Aim of the exercise:
Your task is to output the listing word for word, with pictures excluded.

=== Records shown ===

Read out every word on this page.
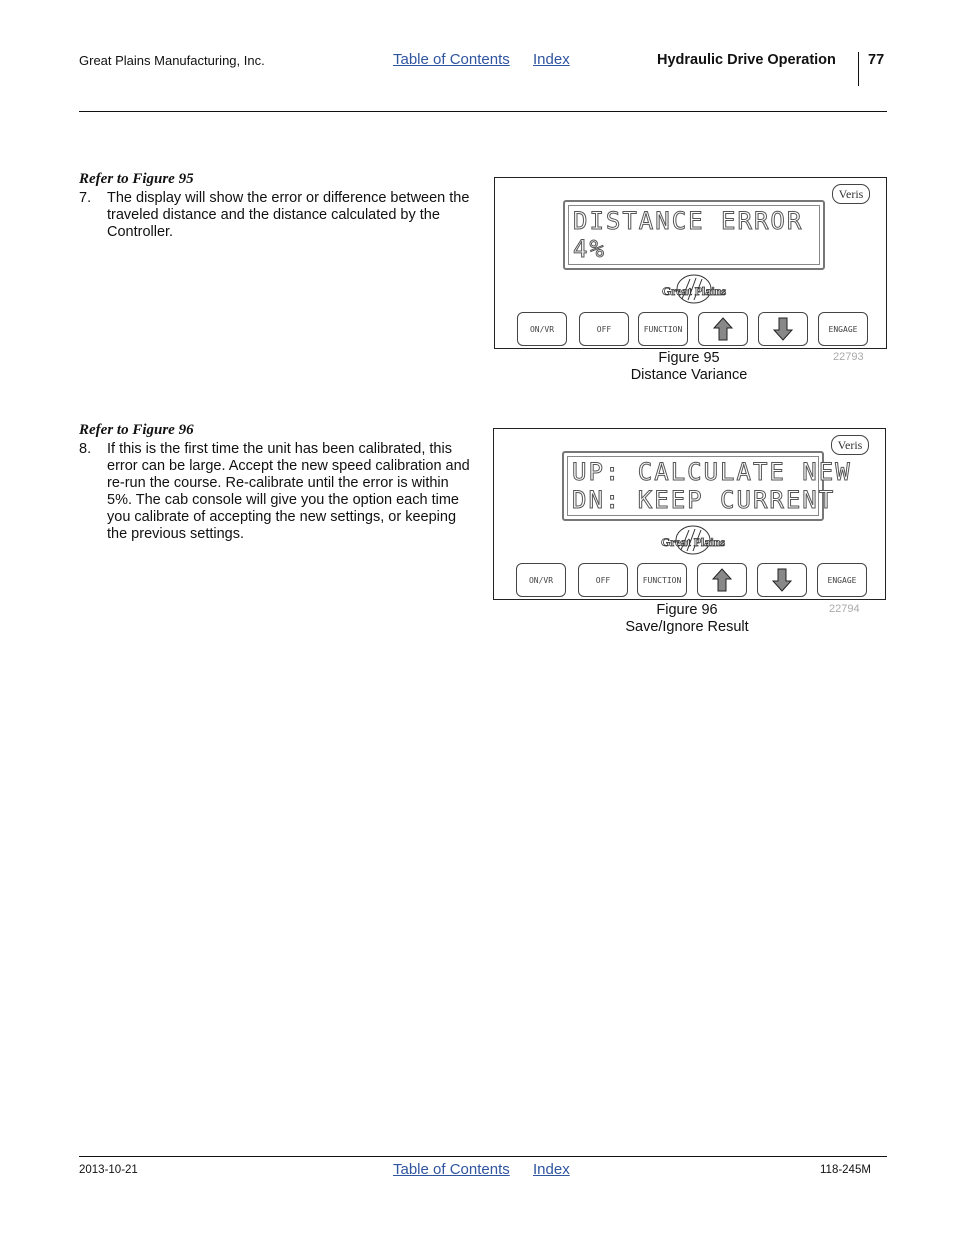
Great Plains Manufacturing, Inc.	Table of Contents Index	Hydraulic Drive Operation 77
Refer to Figure 95
7. The display will show the error or difference between the traveled distance and the distance calculated by the Controller.	DISTANCE ERROR
4%
Veris
Great Plains
ON/VR	OFF	FUNCTION	ENGAGE
Figure 95
Distance Variance
22793
Refer to Figure 96
8. If this is the first time the unit has been calibrated, this error can be large. Accept the new speed calibration and re-run the course. Re-calibrate until the error is within 5%. The cab console will give you the option each time you calibrate of accepting the new settings, or keeping the previous settings.
UP: CALCULATE NEW
DN: KEEP CURRENT
Veris
Great Plains
ON/VR	OFF	FUNCTION	ENGAGE
Figure 96
Save/Ignore Result
22794
2013-10-21	Table of Contents Index	118-245M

===

Correct result:
Read out every word on this page.
Great Plains Manufacturing, Inc.	Table of Contents Index	Hydraulic Drive Operation 77
Refer to Figure 95
7. The display will show the error or difference between the traveled distance and the distance calculated by the Controller.	DISTANCE ERROR
4%
Veris
Great Plains
ON/VR	OFF	FUNCTION	ENGAGE
Figure 95
Distance Variance
22793
Refer to Figure 96
8. If this is the first time the unit has been calibrated, this error can be large. Accept the new speed calibration and re-run the course. Re-calibrate until the error is within 5%. The cab console will give you the option each time you calibrate of accepting the new settings, or keeping the previous settings.
UP: CALCULATE NEW
DN: KEEP CURRENT
Veris
Great Plains
ON/VR	OFF	FUNCTION	ENGAGE
Figure 96
Save/Ignore Result
22794
2013-10-21	Table of Contents Index	118-245M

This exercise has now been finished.